Problem details >> Determine the number of lines in the data that include the word "note", and write only that number.

Records supplied >>
-- begin --

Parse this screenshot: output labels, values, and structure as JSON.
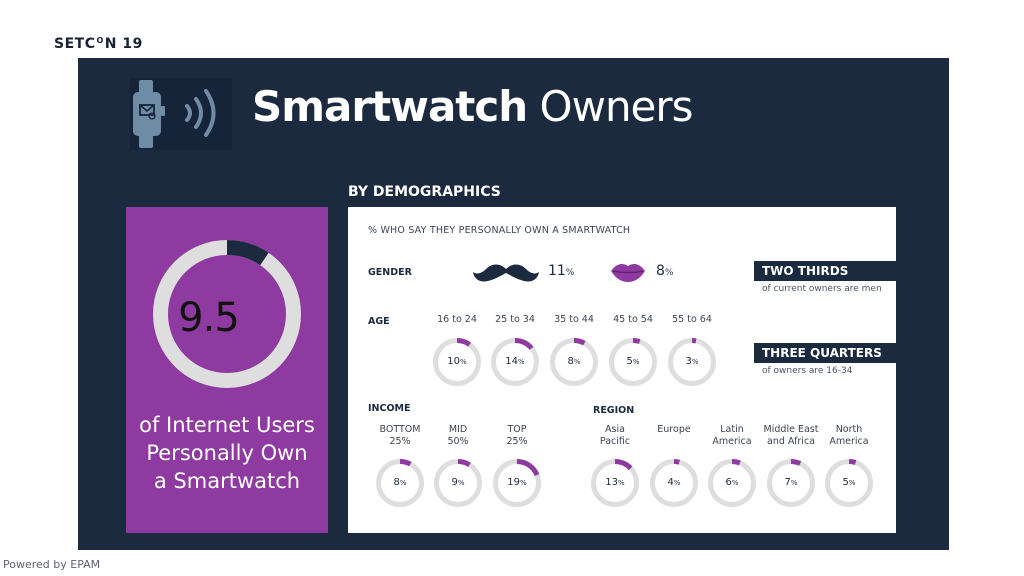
{
  "brand": {
    "logo_left": "SETC",
    "logo_mark": "O",
    "logo_right": "N",
    "logo_year": "19"
  },
  "footer": {
    "text": "Powered by EPAM"
  },
  "header": {
    "title_bold": "Smartwatch",
    "title_light": "Owners",
    "icon": "smartwatch-signal-icon"
  },
  "headline": {
    "value": "9.5",
    "symbol": "%",
    "percent": 9.5,
    "caption": [
      "of Internet Users",
      "Personally Own",
      "a Smartwatch"
    ]
  },
  "demographics": {
    "title": "BY DEMOGRAPHICS",
    "subtitle": "% WHO SAY THEY PERSONALLY OWN A SMARTWATCH",
    "gender": {
      "label": "GENDER",
      "male": {
        "icon": "mustache-icon",
        "value": "11",
        "symbol": "%"
      },
      "female": {
        "icon": "lips-icon",
        "value": "8",
        "symbol": "%"
      }
    },
    "age": {
      "label": "AGE",
      "items": [
        {
          "label": "16 to 24",
          "value": "10",
          "symbol": "%",
          "pct": 10
        },
        {
          "label": "25 to 34",
          "value": "14",
          "symbol": "%",
          "pct": 14
        },
        {
          "label": "35 to 44",
          "value": "8",
          "symbol": "%",
          "pct": 8
        },
        {
          "label": "45 to 54",
          "value": "5",
          "symbol": "%",
          "pct": 5
        },
        {
          "label": "55 to 64",
          "value": "3",
          "symbol": "%",
          "pct": 3
        }
      ]
    },
    "income": {
      "label": "INCOME",
      "items": [
        {
          "label1": "BOTTOM",
          "label2": "25%",
          "value": "8",
          "symbol": "%",
          "pct": 8
        },
        {
          "label1": "MID",
          "label2": "50%",
          "value": "9",
          "symbol": "%",
          "pct": 9
        },
        {
          "label1": "TOP",
          "label2": "25%",
          "value": "19",
          "symbol": "%",
          "pct": 19
        }
      ]
    },
    "region": {
      "label": "REGION",
      "items": [
        {
          "label1": "Asia",
          "label2": "Pacific",
          "value": "13",
          "symbol": "%",
          "pct": 13
        },
        {
          "label1": "Europe",
          "label2": "",
          "value": "4",
          "symbol": "%",
          "pct": 4
        },
        {
          "label1": "Latin",
          "label2": "America",
          "value": "6",
          "symbol": "%",
          "pct": 6
        },
        {
          "label1": "Middle East",
          "label2": "and Africa",
          "value": "7",
          "symbol": "%",
          "pct": 7
        },
        {
          "label1": "North",
          "label2": "America",
          "value": "5",
          "symbol": "%",
          "pct": 5
        }
      ]
    }
  },
  "callouts": [
    {
      "title": "TWO THIRDS",
      "note": "of current owners are men"
    },
    {
      "title": "THREE QUARTERS",
      "note": "of owners are 16-34"
    }
  ],
  "colors": {
    "navy": "#1b2a3e",
    "purple": "#8e3aa0",
    "ring_track": "#dedede",
    "white": "#ffffff"
  }
}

-- end --

Worked answer >> 2